##### Source records #####

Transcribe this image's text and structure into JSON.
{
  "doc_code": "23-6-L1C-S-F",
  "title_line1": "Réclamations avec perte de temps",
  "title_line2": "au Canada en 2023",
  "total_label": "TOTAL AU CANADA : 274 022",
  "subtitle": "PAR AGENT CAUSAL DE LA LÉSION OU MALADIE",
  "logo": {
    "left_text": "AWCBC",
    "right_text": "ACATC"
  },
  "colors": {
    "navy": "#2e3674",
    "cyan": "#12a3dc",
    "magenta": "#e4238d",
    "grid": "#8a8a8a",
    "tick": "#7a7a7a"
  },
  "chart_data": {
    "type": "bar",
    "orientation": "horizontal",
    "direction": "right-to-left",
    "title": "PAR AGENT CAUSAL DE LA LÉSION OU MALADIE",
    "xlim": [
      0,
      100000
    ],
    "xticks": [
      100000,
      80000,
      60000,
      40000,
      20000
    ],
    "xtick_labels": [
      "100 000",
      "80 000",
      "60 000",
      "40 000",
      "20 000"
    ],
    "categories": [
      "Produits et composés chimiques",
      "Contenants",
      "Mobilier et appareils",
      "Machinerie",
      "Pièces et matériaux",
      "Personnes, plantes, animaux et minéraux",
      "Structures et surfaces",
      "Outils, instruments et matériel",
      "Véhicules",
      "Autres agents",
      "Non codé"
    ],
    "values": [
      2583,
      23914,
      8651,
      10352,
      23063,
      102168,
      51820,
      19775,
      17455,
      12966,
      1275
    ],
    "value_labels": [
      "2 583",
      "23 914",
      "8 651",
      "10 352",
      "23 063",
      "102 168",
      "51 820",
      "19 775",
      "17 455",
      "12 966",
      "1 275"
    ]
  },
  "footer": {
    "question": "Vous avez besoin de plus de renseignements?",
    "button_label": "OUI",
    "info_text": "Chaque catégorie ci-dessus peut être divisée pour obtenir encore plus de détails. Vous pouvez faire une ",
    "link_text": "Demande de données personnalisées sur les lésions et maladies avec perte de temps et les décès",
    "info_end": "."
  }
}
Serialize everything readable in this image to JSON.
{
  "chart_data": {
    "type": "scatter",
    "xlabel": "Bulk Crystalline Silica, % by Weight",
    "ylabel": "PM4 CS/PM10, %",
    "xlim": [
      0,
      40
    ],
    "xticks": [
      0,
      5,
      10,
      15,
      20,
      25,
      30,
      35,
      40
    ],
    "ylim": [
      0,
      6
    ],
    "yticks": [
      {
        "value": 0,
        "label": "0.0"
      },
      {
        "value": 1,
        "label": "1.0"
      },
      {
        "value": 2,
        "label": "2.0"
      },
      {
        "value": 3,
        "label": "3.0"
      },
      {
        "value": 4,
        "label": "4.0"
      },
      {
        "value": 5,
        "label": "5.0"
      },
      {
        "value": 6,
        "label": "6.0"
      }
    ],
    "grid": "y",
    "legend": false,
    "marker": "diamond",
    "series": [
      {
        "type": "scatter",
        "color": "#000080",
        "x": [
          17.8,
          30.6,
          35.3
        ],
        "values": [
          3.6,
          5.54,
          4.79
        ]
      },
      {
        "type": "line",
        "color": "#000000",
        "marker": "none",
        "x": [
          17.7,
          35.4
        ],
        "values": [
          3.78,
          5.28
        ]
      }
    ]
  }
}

#####

Restate the records, all of them, precisely as written.

Transcribe this image's text and structure into JSON.
{
  "doc_code": "23-6-L1C-S-F",
  "title_line1": "Réclamations avec perte de temps",
  "title_line2": "au Canada en 2023",
  "total_label": "TOTAL AU CANADA : 274 022",
  "subtitle": "PAR AGENT CAUSAL DE LA LÉSION OU MALADIE",
  "logo": {
    "left_text": "AWCBC",
    "right_text": "ACATC"
  },
  "colors": {
    "navy": "#2e3674",
    "cyan": "#12a3dc",
    "magenta": "#e4238d",
    "grid": "#8a8a8a",
    "tick": "#7a7a7a"
  },
  "chart_data": {
    "type": "bar",
    "orientation": "horizontal",
    "direction": "right-to-left",
    "title": "PAR AGENT CAUSAL DE LA LÉSION OU MALADIE",
    "xlim": [
      0,
      100000
    ],
    "xticks": [
      100000,
      80000,
      60000,
      40000,
      20000
    ],
    "xtick_labels": [
      "100 000",
      "80 000",
      "60 000",
      "40 000",
      "20 000"
    ],
    "categories": [
      "Produits et composés chimiques",
      "Contenants",
      "Mobilier et appareils",
      "Machinerie",
      "Pièces et matériaux",
      "Personnes, plantes, animaux et minéraux",
      "Structures et surfaces",
      "Outils, instruments et matériel",
      "Véhicules",
      "Autres agents",
      "Non codé"
    ],
    "values": [
      2583,
      23914,
      8651,
      10352,
      23063,
      102168,
      51820,
      19775,
      17455,
      12966,
      1275
    ],
    "value_labels": [
      "2 583",
      "23 914",
      "8 651",
      "10 352",
      "23 063",
      "102 168",
      "51 820",
      "19 775",
      "17 455",
      "12 966",
      "1 275"
    ]
  },
  "footer": {
    "question": "Vous avez besoin de plus de renseignements?",
    "button_label": "OUI",
    "info_text": "Chaque catégorie ci-dessus peut être divisée pour obtenir encore plus de détails. Vous pouvez faire une ",
    "link_text": "Demande de données personnalisées sur les lésions et maladies avec perte de temps et les décès",
    "info_end": "."
  }
}
Serialize everything readable in this image to JSON.
{
  "chart_data": {
    "type": "scatter",
    "xlabel": "Bulk Crystalline Silica, % by Weight",
    "ylabel": "PM4 CS/PM10, %",
    "xlim": [
      0,
      40
    ],
    "xticks": [
      0,
      5,
      10,
      15,
      20,
      25,
      30,
      35,
      40
    ],
    "ylim": [
      0,
      6
    ],
    "yticks": [
      {
        "value": 0,
        "label": "0.0"
      },
      {
        "value": 1,
        "label": "1.0"
      },
      {
        "value": 2,
        "label": "2.0"
      },
      {
        "value": 3,
        "label": "3.0"
      },
      {
        "value": 4,
        "label": "4.0"
      },
      {
        "value": 5,
        "label": "5.0"
      },
      {
        "value": 6,
        "label": "6.0"
      }
    ],
    "grid": "y",
    "legend": false,
    "marker": "diamond",
    "series": [
      {
        "type": "scatter",
        "color": "#000080",
        "x": [
          17.8,
          30.6,
          35.3
        ],
        "values": [
          3.6,
          5.54,
          4.79
        ]
      },
      {
        "type": "line",
        "color": "#000000",
        "marker": "none",
        "x": [
          17.7,
          35.4
        ],
        "values": [
          3.78,
          5.28
        ]
      }
    ]
  }
}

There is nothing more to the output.